To do —
Copy each line containing the word "Accounts" from the records that follow, please.

Data in this exercise —
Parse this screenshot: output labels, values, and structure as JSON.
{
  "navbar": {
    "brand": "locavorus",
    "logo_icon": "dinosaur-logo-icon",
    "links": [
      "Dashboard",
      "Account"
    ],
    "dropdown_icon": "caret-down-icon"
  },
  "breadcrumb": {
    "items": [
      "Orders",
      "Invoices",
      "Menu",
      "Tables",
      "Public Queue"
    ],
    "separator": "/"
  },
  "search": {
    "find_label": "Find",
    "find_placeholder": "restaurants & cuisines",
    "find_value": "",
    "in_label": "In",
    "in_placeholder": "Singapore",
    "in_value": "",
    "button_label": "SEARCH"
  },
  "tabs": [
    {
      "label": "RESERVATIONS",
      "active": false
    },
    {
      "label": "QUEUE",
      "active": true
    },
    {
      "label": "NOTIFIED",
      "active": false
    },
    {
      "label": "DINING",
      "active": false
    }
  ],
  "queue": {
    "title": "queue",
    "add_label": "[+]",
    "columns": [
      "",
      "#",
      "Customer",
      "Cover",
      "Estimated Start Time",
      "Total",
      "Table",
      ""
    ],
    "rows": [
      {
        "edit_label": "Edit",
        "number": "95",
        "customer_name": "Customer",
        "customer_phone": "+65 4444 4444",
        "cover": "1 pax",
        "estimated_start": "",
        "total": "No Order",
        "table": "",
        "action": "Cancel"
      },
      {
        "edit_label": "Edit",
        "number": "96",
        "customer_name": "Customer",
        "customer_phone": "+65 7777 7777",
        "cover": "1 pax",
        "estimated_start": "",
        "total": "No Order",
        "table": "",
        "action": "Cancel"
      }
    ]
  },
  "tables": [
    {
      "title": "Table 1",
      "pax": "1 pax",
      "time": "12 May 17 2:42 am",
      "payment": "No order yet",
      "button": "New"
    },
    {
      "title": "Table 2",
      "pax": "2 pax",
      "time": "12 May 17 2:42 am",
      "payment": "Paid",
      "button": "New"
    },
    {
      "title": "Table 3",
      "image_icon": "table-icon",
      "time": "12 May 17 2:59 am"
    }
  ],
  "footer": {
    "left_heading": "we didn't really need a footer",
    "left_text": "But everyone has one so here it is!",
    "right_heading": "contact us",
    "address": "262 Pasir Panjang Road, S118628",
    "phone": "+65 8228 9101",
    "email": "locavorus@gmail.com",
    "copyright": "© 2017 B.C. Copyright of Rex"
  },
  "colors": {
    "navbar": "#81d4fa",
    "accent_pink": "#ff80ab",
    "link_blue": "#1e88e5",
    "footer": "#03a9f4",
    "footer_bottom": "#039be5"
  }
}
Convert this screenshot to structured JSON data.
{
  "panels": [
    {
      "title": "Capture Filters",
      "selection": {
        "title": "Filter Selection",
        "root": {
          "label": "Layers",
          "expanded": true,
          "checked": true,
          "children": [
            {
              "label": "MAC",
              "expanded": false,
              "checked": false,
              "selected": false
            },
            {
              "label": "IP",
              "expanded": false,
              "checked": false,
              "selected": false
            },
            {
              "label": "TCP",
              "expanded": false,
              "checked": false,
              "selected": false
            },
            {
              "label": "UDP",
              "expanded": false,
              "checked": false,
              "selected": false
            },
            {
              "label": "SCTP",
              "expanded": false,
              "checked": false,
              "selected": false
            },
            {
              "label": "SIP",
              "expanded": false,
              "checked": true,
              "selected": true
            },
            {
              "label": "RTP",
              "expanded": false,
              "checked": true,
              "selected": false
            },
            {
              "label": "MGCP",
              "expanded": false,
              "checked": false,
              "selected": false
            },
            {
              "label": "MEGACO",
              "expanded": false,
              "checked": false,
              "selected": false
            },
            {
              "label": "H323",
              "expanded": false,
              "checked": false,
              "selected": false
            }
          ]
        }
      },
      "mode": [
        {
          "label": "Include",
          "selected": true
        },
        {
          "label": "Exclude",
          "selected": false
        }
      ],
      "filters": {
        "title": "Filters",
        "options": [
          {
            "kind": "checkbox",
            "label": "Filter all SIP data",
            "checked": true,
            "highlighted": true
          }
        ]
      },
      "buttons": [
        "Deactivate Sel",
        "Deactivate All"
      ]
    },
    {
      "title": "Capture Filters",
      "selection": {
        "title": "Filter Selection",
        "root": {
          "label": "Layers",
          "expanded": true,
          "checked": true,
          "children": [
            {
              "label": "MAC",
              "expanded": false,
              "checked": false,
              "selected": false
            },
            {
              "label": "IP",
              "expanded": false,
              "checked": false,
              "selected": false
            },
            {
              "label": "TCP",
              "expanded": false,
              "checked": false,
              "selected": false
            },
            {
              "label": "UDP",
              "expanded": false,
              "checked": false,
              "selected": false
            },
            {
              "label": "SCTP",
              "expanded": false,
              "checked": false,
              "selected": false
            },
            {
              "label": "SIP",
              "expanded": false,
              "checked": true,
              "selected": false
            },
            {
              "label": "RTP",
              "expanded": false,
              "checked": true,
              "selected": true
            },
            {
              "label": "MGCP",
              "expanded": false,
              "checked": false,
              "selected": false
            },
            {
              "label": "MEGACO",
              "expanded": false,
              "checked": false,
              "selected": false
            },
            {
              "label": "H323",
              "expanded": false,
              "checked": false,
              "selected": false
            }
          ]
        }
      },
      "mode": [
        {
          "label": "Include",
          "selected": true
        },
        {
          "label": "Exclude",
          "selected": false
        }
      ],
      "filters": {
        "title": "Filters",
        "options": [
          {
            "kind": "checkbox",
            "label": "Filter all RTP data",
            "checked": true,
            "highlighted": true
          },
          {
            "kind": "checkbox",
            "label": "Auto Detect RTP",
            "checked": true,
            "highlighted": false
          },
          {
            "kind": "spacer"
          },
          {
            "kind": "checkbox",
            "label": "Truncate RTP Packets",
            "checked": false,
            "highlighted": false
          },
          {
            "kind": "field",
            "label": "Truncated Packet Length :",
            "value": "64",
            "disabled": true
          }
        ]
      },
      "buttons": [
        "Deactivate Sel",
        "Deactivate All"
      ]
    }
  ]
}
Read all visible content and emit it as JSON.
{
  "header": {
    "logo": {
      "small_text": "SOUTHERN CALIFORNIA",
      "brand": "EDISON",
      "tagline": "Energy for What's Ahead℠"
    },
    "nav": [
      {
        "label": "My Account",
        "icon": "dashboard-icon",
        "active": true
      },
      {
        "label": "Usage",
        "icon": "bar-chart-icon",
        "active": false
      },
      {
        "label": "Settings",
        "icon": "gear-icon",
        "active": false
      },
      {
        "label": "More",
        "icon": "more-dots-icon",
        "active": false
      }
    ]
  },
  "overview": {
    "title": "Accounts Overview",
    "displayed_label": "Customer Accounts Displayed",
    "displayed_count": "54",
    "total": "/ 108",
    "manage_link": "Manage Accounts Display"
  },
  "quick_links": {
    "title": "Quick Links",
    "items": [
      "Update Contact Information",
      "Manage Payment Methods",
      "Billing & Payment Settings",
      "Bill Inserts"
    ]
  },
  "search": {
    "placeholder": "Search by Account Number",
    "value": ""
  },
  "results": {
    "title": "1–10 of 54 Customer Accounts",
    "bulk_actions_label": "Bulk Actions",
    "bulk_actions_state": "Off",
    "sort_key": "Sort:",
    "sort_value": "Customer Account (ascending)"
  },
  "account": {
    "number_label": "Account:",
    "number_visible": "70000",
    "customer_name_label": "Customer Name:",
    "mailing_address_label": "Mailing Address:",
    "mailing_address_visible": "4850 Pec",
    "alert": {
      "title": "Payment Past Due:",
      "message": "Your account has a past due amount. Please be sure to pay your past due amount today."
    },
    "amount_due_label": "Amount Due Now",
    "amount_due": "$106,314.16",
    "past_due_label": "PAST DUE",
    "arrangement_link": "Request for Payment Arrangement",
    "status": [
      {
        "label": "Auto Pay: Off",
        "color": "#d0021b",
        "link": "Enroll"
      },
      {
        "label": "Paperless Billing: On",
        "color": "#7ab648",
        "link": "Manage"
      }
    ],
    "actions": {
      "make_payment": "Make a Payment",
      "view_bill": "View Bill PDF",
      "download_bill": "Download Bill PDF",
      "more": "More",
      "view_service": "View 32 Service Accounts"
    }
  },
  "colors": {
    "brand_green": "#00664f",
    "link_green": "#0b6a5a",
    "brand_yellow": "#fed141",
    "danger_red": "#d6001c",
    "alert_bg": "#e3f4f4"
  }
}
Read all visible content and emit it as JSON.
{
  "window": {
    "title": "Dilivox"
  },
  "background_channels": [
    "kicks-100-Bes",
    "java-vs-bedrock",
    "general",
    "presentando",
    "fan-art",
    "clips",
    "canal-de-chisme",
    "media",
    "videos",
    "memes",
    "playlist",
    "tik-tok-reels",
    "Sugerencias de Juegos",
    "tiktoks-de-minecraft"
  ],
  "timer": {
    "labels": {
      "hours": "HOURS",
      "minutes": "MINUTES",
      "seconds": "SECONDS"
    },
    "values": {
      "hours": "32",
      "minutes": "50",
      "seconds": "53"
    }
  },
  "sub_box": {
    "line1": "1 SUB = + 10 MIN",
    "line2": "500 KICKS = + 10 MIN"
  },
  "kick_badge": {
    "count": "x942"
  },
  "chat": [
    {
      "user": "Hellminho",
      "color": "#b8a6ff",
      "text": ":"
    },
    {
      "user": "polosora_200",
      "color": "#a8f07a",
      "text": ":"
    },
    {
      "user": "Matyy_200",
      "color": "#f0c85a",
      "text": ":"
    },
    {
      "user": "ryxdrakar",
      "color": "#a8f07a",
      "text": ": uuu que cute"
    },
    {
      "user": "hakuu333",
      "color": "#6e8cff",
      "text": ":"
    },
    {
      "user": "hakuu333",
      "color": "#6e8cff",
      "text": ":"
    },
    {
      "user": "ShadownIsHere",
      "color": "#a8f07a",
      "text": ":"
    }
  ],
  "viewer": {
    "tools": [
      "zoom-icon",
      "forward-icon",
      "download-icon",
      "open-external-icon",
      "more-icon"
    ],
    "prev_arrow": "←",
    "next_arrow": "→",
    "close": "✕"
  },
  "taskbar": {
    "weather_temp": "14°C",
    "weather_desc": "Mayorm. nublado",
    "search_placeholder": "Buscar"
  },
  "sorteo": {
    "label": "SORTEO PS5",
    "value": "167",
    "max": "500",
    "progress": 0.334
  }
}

Exercise answer —
    "title": "Accounts Overview",
    "displayed_label": "Customer Accounts Displayed",
    "manage_link": "Manage Accounts Display"
    "title": "1–10 of 54 Customer Accounts",
      "view_service": "View 32 Service Accounts"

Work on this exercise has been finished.